Task brief: Please repeat all of the lines that follow, exactly as written.

Material provided:
================================

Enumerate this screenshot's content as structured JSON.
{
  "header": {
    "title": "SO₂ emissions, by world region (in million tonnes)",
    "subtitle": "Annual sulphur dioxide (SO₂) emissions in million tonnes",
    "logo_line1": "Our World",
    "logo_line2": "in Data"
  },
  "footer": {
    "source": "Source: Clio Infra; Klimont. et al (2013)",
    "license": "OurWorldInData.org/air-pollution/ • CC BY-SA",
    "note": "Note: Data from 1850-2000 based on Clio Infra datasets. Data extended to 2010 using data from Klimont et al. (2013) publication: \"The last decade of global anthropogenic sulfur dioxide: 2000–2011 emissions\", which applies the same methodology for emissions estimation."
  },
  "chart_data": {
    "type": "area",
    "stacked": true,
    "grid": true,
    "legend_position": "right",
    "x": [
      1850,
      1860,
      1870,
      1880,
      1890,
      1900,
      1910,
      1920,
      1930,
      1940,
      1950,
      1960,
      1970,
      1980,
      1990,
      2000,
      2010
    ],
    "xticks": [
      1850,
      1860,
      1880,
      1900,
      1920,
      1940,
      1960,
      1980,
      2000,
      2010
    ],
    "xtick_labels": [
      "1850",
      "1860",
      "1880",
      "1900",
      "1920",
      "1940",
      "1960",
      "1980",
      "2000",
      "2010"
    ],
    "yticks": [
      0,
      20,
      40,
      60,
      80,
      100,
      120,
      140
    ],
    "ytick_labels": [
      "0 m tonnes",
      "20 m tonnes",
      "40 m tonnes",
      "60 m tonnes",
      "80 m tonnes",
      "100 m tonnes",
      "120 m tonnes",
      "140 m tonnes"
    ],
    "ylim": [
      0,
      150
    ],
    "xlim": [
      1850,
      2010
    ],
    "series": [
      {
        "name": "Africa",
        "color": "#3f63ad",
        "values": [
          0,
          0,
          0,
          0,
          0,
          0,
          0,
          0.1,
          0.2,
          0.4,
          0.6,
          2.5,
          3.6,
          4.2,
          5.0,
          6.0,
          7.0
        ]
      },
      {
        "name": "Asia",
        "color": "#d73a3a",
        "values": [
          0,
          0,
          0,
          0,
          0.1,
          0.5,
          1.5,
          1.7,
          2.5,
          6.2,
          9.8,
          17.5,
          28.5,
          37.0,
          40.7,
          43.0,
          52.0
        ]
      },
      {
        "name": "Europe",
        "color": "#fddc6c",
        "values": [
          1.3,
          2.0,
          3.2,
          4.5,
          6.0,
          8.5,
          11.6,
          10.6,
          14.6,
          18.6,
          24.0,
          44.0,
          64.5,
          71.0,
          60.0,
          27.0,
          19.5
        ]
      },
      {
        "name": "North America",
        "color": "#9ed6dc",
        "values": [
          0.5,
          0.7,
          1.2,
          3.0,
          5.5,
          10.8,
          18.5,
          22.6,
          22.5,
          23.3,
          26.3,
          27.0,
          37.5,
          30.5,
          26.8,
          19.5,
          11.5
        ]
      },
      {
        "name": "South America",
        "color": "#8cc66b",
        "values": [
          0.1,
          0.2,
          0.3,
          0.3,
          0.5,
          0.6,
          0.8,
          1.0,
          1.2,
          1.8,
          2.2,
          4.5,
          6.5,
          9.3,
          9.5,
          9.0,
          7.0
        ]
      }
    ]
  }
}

================================

Answer in full:
Enumerate this screenshot's content as structured JSON.
{
  "header": {
    "title": "SO₂ emissions, by world region (in million tonnes)",
    "subtitle": "Annual sulphur dioxide (SO₂) emissions in million tonnes",
    "logo_line1": "Our World",
    "logo_line2": "in Data"
  },
  "footer": {
    "source": "Source: Clio Infra; Klimont. et al (2013)",
    "license": "OurWorldInData.org/air-pollution/ • CC BY-SA",
    "note": "Note: Data from 1850-2000 based on Clio Infra datasets. Data extended to 2010 using data from Klimont et al. (2013) publication: \"The last decade of global anthropogenic sulfur dioxide: 2000–2011 emissions\", which applies the same methodology for emissions estimation."
  },
  "chart_data": {
    "type": "area",
    "stacked": true,
    "grid": true,
    "legend_position": "right",
    "x": [
      1850,
      1860,
      1870,
      1880,
      1890,
      1900,
      1910,
      1920,
      1930,
      1940,
      1950,
      1960,
      1970,
      1980,
      1990,
      2000,
      2010
    ],
    "xticks": [
      1850,
      1860,
      1880,
      1900,
      1920,
      1940,
      1960,
      1980,
      2000,
      2010
    ],
    "xtick_labels": [
      "1850",
      "1860",
      "1880",
      "1900",
      "1920",
      "1940",
      "1960",
      "1980",
      "2000",
      "2010"
    ],
    "yticks": [
      0,
      20,
      40,
      60,
      80,
      100,
      120,
      140
    ],
    "ytick_labels": [
      "0 m tonnes",
      "20 m tonnes",
      "40 m tonnes",
      "60 m tonnes",
      "80 m tonnes",
      "100 m tonnes",
      "120 m tonnes",
      "140 m tonnes"
    ],
    "ylim": [
      0,
      150
    ],
    "xlim": [
      1850,
      2010
    ],
    "series": [
      {
        "name": "Africa",
        "color": "#3f63ad",
        "values": [
          0,
          0,
          0,
          0,
          0,
          0,
          0,
          0.1,
          0.2,
          0.4,
          0.6,
          2.5,
          3.6,
          4.2,
          5.0,
          6.0,
          7.0
        ]
      },
      {
        "name": "Asia",
        "color": "#d73a3a",
        "values": [
          0,
          0,
          0,
          0,
          0.1,
          0.5,
          1.5,
          1.7,
          2.5,
          6.2,
          9.8,
          17.5,
          28.5,
          37.0,
          40.7,
          43.0,
          52.0
        ]
      },
      {
        "name": "Europe",
        "color": "#fddc6c",
        "values": [
          1.3,
          2.0,
          3.2,
          4.5,
          6.0,
          8.5,
          11.6,
          10.6,
          14.6,
          18.6,
          24.0,
          44.0,
          64.5,
          71.0,
          60.0,
          27.0,
          19.5
        ]
      },
      {
        "name": "North America",
        "color": "#9ed6dc",
        "values": [
          0.5,
          0.7,
          1.2,
          3.0,
          5.5,
          10.8,
          18.5,
          22.6,
          22.5,
          23.3,
          26.3,
          27.0,
          37.5,
          30.5,
          26.8,
          19.5,
          11.5
        ]
      },
      {
        "name": "South America",
        "color": "#8cc66b",
        "values": [
          0.1,
          0.2,
          0.3,
          0.3,
          0.5,
          0.6,
          0.8,
          1.0,
          1.2,
          1.8,
          2.2,
          4.5,
          6.5,
          9.3,
          9.5,
          9.0,
          7.0
        ]
      }
    ]
  }
}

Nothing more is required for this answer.